**WRITTEN EXERCISE**
Can you transcribe the data exactly? Leave the pictures out.

::::

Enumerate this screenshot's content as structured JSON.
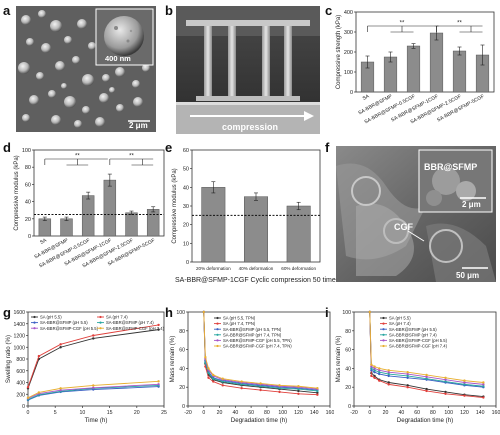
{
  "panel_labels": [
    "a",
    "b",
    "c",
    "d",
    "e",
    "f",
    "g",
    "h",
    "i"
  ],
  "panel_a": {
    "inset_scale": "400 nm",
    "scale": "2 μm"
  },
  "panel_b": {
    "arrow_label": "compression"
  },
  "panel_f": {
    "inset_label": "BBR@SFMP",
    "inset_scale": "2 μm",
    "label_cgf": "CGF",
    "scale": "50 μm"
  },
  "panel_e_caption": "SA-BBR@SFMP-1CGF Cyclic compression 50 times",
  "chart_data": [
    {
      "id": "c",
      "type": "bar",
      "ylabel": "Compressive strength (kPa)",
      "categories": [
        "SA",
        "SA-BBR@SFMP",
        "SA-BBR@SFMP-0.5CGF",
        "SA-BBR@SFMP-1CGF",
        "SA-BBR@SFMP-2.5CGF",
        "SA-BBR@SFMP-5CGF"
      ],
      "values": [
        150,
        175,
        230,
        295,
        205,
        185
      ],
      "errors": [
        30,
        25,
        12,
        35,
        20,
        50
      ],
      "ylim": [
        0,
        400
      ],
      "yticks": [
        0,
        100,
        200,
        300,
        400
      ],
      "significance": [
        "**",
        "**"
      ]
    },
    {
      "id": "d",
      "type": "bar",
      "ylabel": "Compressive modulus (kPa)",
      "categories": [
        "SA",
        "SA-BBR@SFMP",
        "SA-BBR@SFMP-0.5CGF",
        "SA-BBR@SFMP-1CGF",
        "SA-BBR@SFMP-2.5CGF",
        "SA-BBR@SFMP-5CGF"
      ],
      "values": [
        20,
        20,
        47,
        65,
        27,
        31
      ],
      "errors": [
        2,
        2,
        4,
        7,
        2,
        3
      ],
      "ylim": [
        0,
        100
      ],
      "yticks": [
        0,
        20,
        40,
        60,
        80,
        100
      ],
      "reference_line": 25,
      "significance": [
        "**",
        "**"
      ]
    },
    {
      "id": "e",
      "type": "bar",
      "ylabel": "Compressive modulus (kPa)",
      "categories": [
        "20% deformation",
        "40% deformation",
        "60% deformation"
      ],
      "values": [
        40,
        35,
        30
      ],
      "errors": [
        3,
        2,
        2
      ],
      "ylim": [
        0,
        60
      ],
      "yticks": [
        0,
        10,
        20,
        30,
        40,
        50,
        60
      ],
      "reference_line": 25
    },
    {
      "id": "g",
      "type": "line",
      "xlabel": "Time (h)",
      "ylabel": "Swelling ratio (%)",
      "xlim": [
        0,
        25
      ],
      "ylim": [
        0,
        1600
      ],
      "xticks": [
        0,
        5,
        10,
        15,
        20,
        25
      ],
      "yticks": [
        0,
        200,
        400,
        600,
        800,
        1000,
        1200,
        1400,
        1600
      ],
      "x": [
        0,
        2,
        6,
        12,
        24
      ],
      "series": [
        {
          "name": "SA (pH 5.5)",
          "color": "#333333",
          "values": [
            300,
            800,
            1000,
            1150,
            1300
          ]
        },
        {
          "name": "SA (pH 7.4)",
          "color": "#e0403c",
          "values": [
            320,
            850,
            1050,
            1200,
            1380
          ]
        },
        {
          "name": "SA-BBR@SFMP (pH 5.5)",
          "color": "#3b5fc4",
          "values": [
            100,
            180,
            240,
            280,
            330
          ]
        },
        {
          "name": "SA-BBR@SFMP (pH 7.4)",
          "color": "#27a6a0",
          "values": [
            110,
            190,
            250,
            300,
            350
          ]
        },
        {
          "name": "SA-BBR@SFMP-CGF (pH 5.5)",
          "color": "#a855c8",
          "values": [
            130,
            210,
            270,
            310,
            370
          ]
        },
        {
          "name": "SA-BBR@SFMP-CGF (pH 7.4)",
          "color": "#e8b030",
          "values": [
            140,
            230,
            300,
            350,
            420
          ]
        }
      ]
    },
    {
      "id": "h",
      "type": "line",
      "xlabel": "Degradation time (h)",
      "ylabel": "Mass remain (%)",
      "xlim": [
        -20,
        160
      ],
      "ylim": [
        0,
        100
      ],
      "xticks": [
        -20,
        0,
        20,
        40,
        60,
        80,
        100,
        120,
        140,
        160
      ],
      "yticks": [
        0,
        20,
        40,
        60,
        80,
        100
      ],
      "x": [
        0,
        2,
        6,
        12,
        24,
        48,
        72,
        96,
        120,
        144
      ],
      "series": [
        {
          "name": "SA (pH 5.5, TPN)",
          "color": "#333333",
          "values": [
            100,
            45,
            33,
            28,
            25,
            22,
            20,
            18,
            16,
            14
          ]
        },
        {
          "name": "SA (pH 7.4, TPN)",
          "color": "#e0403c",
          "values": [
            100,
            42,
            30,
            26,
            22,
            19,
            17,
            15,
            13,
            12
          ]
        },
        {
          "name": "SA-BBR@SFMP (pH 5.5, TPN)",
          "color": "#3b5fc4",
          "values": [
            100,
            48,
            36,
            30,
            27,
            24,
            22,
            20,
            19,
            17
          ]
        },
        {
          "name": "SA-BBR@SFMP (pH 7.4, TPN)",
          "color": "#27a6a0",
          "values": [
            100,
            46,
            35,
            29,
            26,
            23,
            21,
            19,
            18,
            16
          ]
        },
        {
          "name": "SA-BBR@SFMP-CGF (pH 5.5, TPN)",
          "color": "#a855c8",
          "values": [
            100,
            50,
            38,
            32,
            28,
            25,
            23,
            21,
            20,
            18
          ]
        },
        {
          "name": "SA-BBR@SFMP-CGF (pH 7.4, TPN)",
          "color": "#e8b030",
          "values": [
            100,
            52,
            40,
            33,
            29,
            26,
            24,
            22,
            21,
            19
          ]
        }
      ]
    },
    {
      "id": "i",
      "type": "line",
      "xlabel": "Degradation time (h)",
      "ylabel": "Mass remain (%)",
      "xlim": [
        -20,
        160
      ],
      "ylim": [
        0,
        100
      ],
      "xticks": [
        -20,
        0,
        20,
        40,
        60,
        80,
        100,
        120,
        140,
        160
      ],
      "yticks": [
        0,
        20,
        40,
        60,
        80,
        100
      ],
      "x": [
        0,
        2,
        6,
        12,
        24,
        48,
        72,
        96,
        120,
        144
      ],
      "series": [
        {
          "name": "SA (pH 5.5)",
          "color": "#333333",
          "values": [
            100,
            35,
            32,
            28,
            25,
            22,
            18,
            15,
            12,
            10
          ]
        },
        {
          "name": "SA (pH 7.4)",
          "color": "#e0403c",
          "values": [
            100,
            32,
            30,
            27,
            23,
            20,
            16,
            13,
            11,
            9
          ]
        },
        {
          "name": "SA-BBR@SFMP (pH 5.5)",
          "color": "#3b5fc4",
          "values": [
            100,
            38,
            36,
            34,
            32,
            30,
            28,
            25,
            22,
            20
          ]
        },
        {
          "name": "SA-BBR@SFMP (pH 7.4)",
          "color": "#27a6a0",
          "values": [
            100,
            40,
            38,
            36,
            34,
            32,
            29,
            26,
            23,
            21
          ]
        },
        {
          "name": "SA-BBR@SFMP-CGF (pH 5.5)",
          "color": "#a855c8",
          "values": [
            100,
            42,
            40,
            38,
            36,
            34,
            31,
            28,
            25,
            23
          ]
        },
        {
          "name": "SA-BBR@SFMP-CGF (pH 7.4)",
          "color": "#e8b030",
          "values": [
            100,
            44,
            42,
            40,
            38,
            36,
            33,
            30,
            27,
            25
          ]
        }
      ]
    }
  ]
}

::::

**OUTPUT OF THE EXERCISE**
Enumerate this screenshot's content as structured JSON.
{
  "panel_labels": [
    "a",
    "b",
    "c",
    "d",
    "e",
    "f",
    "g",
    "h",
    "i"
  ],
  "panel_a": {
    "inset_scale": "400 nm",
    "scale": "2 μm"
  },
  "panel_b": {
    "arrow_label": "compression"
  },
  "panel_f": {
    "inset_label": "BBR@SFMP",
    "inset_scale": "2 μm",
    "label_cgf": "CGF",
    "scale": "50 μm"
  },
  "panel_e_caption": "SA-BBR@SFMP-1CGF Cyclic compression 50 times",
  "chart_data": [
    {
      "id": "c",
      "type": "bar",
      "ylabel": "Compressive strength (kPa)",
      "categories": [
        "SA",
        "SA-BBR@SFMP",
        "SA-BBR@SFMP-0.5CGF",
        "SA-BBR@SFMP-1CGF",
        "SA-BBR@SFMP-2.5CGF",
        "SA-BBR@SFMP-5CGF"
      ],
      "values": [
        150,
        175,
        230,
        295,
        205,
        185
      ],
      "errors": [
        30,
        25,
        12,
        35,
        20,
        50
      ],
      "ylim": [
        0,
        400
      ],
      "yticks": [
        0,
        100,
        200,
        300,
        400
      ],
      "significance": [
        "**",
        "**"
      ]
    },
    {
      "id": "d",
      "type": "bar",
      "ylabel": "Compressive modulus (kPa)",
      "categories": [
        "SA",
        "SA-BBR@SFMP",
        "SA-BBR@SFMP-0.5CGF",
        "SA-BBR@SFMP-1CGF",
        "SA-BBR@SFMP-2.5CGF",
        "SA-BBR@SFMP-5CGF"
      ],
      "values": [
        20,
        20,
        47,
        65,
        27,
        31
      ],
      "errors": [
        2,
        2,
        4,
        7,
        2,
        3
      ],
      "ylim": [
        0,
        100
      ],
      "yticks": [
        0,
        20,
        40,
        60,
        80,
        100
      ],
      "reference_line": 25,
      "significance": [
        "**",
        "**"
      ]
    },
    {
      "id": "e",
      "type": "bar",
      "ylabel": "Compressive modulus (kPa)",
      "categories": [
        "20% deformation",
        "40% deformation",
        "60% deformation"
      ],
      "values": [
        40,
        35,
        30
      ],
      "errors": [
        3,
        2,
        2
      ],
      "ylim": [
        0,
        60
      ],
      "yticks": [
        0,
        10,
        20,
        30,
        40,
        50,
        60
      ],
      "reference_line": 25
    },
    {
      "id": "g",
      "type": "line",
      "xlabel": "Time (h)",
      "ylabel": "Swelling ratio (%)",
      "xlim": [
        0,
        25
      ],
      "ylim": [
        0,
        1600
      ],
      "xticks": [
        0,
        5,
        10,
        15,
        20,
        25
      ],
      "yticks": [
        0,
        200,
        400,
        600,
        800,
        1000,
        1200,
        1400,
        1600
      ],
      "x": [
        0,
        2,
        6,
        12,
        24
      ],
      "series": [
        {
          "name": "SA (pH 5.5)",
          "color": "#333333",
          "values": [
            300,
            800,
            1000,
            1150,
            1300
          ]
        },
        {
          "name": "SA (pH 7.4)",
          "color": "#e0403c",
          "values": [
            320,
            850,
            1050,
            1200,
            1380
          ]
        },
        {
          "name": "SA-BBR@SFMP (pH 5.5)",
          "color": "#3b5fc4",
          "values": [
            100,
            180,
            240,
            280,
            330
          ]
        },
        {
          "name": "SA-BBR@SFMP (pH 7.4)",
          "color": "#27a6a0",
          "values": [
            110,
            190,
            250,
            300,
            350
          ]
        },
        {
          "name": "SA-BBR@SFMP-CGF (pH 5.5)",
          "color": "#a855c8",
          "values": [
            130,
            210,
            270,
            310,
            370
          ]
        },
        {
          "name": "SA-BBR@SFMP-CGF (pH 7.4)",
          "color": "#e8b030",
          "values": [
            140,
            230,
            300,
            350,
            420
          ]
        }
      ]
    },
    {
      "id": "h",
      "type": "line",
      "xlabel": "Degradation time (h)",
      "ylabel": "Mass remain (%)",
      "xlim": [
        -20,
        160
      ],
      "ylim": [
        0,
        100
      ],
      "xticks": [
        -20,
        0,
        20,
        40,
        60,
        80,
        100,
        120,
        140,
        160
      ],
      "yticks": [
        0,
        20,
        40,
        60,
        80,
        100
      ],
      "x": [
        0,
        2,
        6,
        12,
        24,
        48,
        72,
        96,
        120,
        144
      ],
      "series": [
        {
          "name": "SA (pH 5.5, TPN)",
          "color": "#333333",
          "values": [
            100,
            45,
            33,
            28,
            25,
            22,
            20,
            18,
            16,
            14
          ]
        },
        {
          "name": "SA (pH 7.4, TPN)",
          "color": "#e0403c",
          "values": [
            100,
            42,
            30,
            26,
            22,
            19,
            17,
            15,
            13,
            12
          ]
        },
        {
          "name": "SA-BBR@SFMP (pH 5.5, TPN)",
          "color": "#3b5fc4",
          "values": [
            100,
            48,
            36,
            30,
            27,
            24,
            22,
            20,
            19,
            17
          ]
        },
        {
          "name": "SA-BBR@SFMP (pH 7.4, TPN)",
          "color": "#27a6a0",
          "values": [
            100,
            46,
            35,
            29,
            26,
            23,
            21,
            19,
            18,
            16
          ]
        },
        {
          "name": "SA-BBR@SFMP-CGF (pH 5.5, TPN)",
          "color": "#a855c8",
          "values": [
            100,
            50,
            38,
            32,
            28,
            25,
            23,
            21,
            20,
            18
          ]
        },
        {
          "name": "SA-BBR@SFMP-CGF (pH 7.4, TPN)",
          "color": "#e8b030",
          "values": [
            100,
            52,
            40,
            33,
            29,
            26,
            24,
            22,
            21,
            19
          ]
        }
      ]
    },
    {
      "id": "i",
      "type": "line",
      "xlabel": "Degradation time (h)",
      "ylabel": "Mass remain (%)",
      "xlim": [
        -20,
        160
      ],
      "ylim": [
        0,
        100
      ],
      "xticks": [
        -20,
        0,
        20,
        40,
        60,
        80,
        100,
        120,
        140,
        160
      ],
      "yticks": [
        0,
        20,
        40,
        60,
        80,
        100
      ],
      "x": [
        0,
        2,
        6,
        12,
        24,
        48,
        72,
        96,
        120,
        144
      ],
      "series": [
        {
          "name": "SA (pH 5.5)",
          "color": "#333333",
          "values": [
            100,
            35,
            32,
            28,
            25,
            22,
            18,
            15,
            12,
            10
          ]
        },
        {
          "name": "SA (pH 7.4)",
          "color": "#e0403c",
          "values": [
            100,
            32,
            30,
            27,
            23,
            20,
            16,
            13,
            11,
            9
          ]
        },
        {
          "name": "SA-BBR@SFMP (pH 5.5)",
          "color": "#3b5fc4",
          "values": [
            100,
            38,
            36,
            34,
            32,
            30,
            28,
            25,
            22,
            20
          ]
        },
        {
          "name": "SA-BBR@SFMP (pH 7.4)",
          "color": "#27a6a0",
          "values": [
            100,
            40,
            38,
            36,
            34,
            32,
            29,
            26,
            23,
            21
          ]
        },
        {
          "name": "SA-BBR@SFMP-CGF (pH 5.5)",
          "color": "#a855c8",
          "values": [
            100,
            42,
            40,
            38,
            36,
            34,
            31,
            28,
            25,
            23
          ]
        },
        {
          "name": "SA-BBR@SFMP-CGF (pH 7.4)",
          "color": "#e8b030",
          "values": [
            100,
            44,
            42,
            40,
            38,
            36,
            33,
            30,
            27,
            25
          ]
        }
      ]
    }
  ]
}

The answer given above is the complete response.